▶ [WHAT IS ASKED]:
Please present every line of the entries below as a numbered list, leaving out any blank lines.

##### DATA EXCERPTS #####

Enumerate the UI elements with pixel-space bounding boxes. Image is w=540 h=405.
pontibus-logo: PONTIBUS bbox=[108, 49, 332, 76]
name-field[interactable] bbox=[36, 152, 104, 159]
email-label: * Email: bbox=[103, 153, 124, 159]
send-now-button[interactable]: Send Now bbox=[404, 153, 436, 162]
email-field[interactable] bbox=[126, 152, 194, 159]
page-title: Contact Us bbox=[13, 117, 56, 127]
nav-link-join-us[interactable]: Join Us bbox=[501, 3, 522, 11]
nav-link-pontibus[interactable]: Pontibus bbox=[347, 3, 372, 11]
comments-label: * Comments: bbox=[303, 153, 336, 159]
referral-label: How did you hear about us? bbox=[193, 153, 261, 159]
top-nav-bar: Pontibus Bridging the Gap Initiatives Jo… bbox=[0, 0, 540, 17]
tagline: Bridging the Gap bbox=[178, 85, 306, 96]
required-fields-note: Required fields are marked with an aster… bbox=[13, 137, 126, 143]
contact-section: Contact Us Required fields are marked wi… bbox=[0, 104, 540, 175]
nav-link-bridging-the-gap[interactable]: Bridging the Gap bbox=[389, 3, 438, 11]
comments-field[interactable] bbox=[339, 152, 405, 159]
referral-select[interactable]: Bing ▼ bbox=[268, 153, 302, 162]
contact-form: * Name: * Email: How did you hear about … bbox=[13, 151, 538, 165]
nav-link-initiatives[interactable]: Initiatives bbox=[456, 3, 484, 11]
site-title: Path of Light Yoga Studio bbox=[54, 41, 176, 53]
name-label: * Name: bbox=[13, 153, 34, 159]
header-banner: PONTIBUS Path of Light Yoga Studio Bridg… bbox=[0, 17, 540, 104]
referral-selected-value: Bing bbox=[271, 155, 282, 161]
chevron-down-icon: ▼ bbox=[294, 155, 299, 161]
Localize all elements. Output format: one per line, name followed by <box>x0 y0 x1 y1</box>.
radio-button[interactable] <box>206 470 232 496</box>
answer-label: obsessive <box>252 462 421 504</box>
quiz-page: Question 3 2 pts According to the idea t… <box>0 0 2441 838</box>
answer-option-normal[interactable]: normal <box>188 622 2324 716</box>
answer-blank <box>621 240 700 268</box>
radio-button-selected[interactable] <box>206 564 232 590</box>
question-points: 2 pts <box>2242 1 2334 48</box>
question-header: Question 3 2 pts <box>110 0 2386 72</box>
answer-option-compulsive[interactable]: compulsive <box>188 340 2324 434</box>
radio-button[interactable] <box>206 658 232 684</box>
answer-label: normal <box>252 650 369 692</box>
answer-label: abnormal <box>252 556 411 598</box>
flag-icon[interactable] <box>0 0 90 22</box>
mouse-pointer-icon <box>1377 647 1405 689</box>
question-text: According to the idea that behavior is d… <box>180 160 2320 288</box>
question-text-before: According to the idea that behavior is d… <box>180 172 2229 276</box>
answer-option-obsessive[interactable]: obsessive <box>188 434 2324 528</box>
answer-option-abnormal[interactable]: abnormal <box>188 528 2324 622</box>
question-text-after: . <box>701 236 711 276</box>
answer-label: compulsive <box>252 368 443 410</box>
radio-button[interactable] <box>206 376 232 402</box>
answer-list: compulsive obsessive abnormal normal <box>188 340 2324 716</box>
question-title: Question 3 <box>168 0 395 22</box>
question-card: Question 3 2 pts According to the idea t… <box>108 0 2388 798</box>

#####

▶ [WORKED ANSWER]:
1. Enumerate the UI elements with pixel-space bounding boxes. Image is w=540 h=405.
2. pontibus-logo: PONTIBUS bbox=[108, 49, 332, 76]
3. name-field[interactable] bbox=[36, 152, 104, 159]
4. email-label: * Email: bbox=[103, 153, 124, 159]
5. send-now-button[interactable]: Send Now bbox=[404, 153, 436, 162]
6. email-field[interactable] bbox=[126, 152, 194, 159]
7. page-title: Contact Us bbox=[13, 117, 56, 127]
8. nav-link-join-us[interactable]: Join Us bbox=[501, 3, 522, 11]
9. nav-link-pontibus[interactable]: Pontibus bbox=[347, 3, 372, 11]
10. comments-label: * Comments: bbox=[303, 153, 336, 159]
11. referral-label: How did you hear about us? bbox=[193, 153, 261, 159]
12. top-nav-bar: Pontibus Bridging the Gap Initiatives Jo… bbox=[0, 0, 540, 17]
13. tagline: Bridging the Gap bbox=[178, 85, 306, 96]
14. required-fields-note: Required fields are marked with an aster… bbox=[13, 137, 126, 143]
15. contact-section: Contact Us Required fields are marked wi… bbox=[0, 104, 540, 175]
16. nav-link-bridging-the-gap[interactable]: Bridging the Gap bbox=[389, 3, 438, 11]
17. comments-field[interactable] bbox=[339, 152, 405, 159]
18. referral-select[interactable]: Bing ▼ bbox=[268, 153, 302, 162]
19. contact-form: * Name: * Email: How did you hear about … bbox=[13, 151, 538, 165]
20. nav-link-initiatives[interactable]: Initiatives bbox=[456, 3, 484, 11]
21. site-title: Path of Light Yoga Studio bbox=[54, 41, 176, 53]
22. name-label: * Name: bbox=[13, 153, 34, 159]
23. header-banner: PONTIBUS Path of Light Yoga Studio Bridg… bbox=[0, 17, 540, 104]
24. referral-selected-value: Bing bbox=[271, 155, 282, 161]
25. chevron-down-icon: ▼ bbox=[294, 155, 299, 161]
26. Localize all elements. Output format: one per line, name followed by <box>x0 y0 x1 y1</box>.
27. radio-button[interactable] <box>206 470 232 496</box>
28. answer-label: obsessive <box>252 462 421 504</box>
29. quiz-page: Question 3 2 pts According to the idea t… <box>0 0 2441 838</box>
30. answer-option-normal[interactable]: normal <box>188 622 2324 716</box>
31. answer-blank <box>621 240 700 268</box>
32. radio-button-selected[interactable] <box>206 564 232 590</box>
33. question-points: 2 pts <box>2242 1 2334 48</box>
34. question-header: Question 3 2 pts <box>110 0 2386 72</box>
35. answer-option-compulsive[interactable]: compulsive <box>188 340 2324 434</box>
36. radio-button[interactable] <box>206 658 232 684</box>
37. answer-label: normal <box>252 650 369 692</box>
38. answer-label: abnormal <box>252 556 411 598</box>
39. flag-icon[interactable] <box>0 0 90 22</box>
40. mouse-pointer-icon <box>1377 647 1405 689</box>
41. question-text: According to the idea that behavior is d… <box>180 160 2320 288</box>
42. question-text-before: According to the idea that behavior is d… <box>180 172 2229 276</box>
43. answer-option-obsessive[interactable]: obsessive <box>188 434 2324 528</box>
44. answer-option-abnormal[interactable]: abnormal <box>188 528 2324 622</box>
45. question-text-after: . <box>701 236 711 276</box>
46. answer-label: compulsive <box>252 368 443 410</box>
47. radio-button[interactable] <box>206 376 232 402</box>
48. answer-list: compulsive obsessive abnormal normal <box>188 340 2324 716</box>
49. question-title: Question 3 <box>168 0 395 22</box>
50. question-card: Question 3 2 pts According to the idea t… <box>108 0 2388 798</box>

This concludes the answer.